_WORK TO BE COMPLETED:_
In the listing that follows, count each line where the word "Peak" appears; write nothing but the count.

Part of a data file
------------------------------------------------

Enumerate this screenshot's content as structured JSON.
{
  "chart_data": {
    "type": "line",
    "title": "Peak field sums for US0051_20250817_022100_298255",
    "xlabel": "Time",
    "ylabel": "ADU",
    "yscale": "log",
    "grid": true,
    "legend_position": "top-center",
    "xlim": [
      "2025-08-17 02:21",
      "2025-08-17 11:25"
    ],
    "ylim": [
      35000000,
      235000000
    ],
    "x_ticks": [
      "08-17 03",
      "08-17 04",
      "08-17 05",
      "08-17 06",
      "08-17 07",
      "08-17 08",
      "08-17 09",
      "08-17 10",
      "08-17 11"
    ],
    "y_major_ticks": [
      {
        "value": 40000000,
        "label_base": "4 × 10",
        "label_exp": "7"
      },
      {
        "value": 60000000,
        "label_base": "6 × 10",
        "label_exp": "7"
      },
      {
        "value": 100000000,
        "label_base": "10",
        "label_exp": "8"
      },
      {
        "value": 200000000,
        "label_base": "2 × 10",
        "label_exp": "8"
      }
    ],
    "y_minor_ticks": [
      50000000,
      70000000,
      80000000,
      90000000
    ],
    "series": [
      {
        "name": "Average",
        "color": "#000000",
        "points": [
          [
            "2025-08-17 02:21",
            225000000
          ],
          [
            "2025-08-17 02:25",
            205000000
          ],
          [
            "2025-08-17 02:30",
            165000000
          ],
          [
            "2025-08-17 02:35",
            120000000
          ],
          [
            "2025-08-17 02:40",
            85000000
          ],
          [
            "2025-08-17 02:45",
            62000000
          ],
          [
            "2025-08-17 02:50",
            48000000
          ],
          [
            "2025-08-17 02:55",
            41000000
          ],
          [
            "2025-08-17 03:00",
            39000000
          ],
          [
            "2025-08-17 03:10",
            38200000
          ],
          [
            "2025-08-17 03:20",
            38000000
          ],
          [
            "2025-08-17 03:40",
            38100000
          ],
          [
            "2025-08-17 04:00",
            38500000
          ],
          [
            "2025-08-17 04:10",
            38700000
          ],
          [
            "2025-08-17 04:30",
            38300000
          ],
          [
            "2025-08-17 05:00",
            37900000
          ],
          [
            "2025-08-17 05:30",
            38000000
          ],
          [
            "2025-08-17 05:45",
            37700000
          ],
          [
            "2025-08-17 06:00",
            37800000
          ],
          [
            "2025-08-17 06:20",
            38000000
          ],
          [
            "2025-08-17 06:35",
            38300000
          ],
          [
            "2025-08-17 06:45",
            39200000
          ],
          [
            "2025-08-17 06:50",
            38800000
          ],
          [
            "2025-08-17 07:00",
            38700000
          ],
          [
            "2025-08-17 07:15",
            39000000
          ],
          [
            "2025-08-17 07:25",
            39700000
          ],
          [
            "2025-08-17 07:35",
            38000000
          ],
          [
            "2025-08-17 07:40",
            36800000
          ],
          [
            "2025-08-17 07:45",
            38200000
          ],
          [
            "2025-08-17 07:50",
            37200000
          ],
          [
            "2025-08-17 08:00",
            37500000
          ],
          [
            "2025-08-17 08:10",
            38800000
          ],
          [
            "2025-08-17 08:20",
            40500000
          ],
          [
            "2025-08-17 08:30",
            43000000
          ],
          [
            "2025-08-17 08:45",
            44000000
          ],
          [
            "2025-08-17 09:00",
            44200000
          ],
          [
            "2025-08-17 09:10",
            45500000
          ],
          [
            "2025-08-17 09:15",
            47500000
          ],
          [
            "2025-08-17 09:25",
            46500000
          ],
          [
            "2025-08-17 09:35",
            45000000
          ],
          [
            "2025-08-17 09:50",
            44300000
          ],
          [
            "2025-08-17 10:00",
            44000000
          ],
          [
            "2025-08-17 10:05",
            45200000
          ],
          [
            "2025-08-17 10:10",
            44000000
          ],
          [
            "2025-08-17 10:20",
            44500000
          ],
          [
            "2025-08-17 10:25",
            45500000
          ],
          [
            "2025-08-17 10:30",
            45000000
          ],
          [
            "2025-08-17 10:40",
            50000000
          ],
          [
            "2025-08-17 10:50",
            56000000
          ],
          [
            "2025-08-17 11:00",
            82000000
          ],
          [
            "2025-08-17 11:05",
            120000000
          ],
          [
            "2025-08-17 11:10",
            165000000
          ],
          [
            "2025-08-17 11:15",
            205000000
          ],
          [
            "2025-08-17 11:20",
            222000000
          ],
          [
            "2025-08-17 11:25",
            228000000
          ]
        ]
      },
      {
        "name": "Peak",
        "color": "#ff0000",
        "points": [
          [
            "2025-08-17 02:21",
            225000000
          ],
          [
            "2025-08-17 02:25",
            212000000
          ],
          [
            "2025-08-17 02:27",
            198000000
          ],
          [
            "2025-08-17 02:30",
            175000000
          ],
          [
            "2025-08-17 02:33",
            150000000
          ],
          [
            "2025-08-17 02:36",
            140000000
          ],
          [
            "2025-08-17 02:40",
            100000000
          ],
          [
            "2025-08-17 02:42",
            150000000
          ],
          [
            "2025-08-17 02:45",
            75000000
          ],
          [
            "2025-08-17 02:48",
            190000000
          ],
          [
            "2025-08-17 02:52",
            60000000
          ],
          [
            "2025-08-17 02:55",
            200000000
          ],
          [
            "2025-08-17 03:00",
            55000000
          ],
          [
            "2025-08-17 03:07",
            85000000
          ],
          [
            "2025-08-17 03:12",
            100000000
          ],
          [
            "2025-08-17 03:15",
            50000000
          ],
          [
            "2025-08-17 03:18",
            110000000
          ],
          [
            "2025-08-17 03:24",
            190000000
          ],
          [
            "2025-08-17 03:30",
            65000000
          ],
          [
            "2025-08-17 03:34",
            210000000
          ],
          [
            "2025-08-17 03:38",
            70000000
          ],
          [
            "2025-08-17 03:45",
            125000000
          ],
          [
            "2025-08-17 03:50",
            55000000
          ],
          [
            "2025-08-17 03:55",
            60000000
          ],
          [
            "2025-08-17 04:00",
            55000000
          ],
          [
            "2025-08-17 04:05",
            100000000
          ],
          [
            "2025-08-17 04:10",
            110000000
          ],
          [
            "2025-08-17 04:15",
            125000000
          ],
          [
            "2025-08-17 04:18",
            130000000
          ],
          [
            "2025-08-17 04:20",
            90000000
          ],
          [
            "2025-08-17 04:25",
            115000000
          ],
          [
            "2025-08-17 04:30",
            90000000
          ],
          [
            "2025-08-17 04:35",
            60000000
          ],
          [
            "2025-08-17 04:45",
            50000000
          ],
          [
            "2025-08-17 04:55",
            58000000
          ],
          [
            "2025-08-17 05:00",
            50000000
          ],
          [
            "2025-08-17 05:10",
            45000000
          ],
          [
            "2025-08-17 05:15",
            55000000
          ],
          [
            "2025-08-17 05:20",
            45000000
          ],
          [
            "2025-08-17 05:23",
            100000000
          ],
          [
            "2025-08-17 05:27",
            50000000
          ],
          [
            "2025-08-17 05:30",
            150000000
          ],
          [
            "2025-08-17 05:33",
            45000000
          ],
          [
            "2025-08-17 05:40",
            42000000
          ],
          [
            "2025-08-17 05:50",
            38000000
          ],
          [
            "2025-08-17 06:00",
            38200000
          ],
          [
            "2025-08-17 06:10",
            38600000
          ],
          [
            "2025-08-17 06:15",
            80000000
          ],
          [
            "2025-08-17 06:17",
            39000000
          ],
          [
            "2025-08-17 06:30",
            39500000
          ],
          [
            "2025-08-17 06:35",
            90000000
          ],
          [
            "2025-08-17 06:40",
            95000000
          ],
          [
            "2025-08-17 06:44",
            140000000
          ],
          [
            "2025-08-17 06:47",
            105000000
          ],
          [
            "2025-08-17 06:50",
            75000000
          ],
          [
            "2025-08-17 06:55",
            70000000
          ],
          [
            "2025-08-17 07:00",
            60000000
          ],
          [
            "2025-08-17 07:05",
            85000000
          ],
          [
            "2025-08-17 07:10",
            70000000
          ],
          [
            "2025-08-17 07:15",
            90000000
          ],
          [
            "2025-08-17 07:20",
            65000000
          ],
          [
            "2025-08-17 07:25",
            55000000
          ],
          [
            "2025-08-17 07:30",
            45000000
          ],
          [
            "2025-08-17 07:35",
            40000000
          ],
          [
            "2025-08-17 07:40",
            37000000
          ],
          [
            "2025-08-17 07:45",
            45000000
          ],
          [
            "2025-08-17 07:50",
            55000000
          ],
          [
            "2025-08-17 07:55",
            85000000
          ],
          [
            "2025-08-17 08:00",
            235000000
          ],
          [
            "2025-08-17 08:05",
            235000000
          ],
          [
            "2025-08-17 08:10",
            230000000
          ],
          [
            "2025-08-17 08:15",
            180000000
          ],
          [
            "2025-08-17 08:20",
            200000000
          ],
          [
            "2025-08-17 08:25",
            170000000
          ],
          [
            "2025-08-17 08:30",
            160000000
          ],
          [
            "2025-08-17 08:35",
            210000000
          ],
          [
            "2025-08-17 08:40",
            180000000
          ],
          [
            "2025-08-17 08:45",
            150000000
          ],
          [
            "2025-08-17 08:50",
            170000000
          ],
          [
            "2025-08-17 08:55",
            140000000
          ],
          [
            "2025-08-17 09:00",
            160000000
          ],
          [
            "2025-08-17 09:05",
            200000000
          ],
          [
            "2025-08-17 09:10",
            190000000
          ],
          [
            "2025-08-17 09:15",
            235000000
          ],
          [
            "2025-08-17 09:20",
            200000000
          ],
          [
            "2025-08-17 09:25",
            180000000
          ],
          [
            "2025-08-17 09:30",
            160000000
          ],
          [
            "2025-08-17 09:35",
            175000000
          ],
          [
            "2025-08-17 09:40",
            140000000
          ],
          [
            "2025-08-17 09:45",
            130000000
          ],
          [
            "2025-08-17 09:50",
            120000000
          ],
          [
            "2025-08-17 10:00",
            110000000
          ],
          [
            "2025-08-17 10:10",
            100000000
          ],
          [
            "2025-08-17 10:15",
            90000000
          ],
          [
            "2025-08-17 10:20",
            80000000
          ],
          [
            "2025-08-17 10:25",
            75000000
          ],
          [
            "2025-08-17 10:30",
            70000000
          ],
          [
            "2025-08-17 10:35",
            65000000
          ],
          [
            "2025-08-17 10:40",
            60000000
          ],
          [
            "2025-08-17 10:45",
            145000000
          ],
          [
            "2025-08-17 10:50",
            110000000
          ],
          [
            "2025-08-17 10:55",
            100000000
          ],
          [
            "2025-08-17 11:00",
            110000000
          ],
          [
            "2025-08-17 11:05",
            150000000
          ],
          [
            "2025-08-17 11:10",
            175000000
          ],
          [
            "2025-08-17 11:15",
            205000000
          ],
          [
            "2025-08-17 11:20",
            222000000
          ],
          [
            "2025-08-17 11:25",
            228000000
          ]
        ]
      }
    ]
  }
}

------------------------------------------------

_EXERCISE RESPONSE:_
2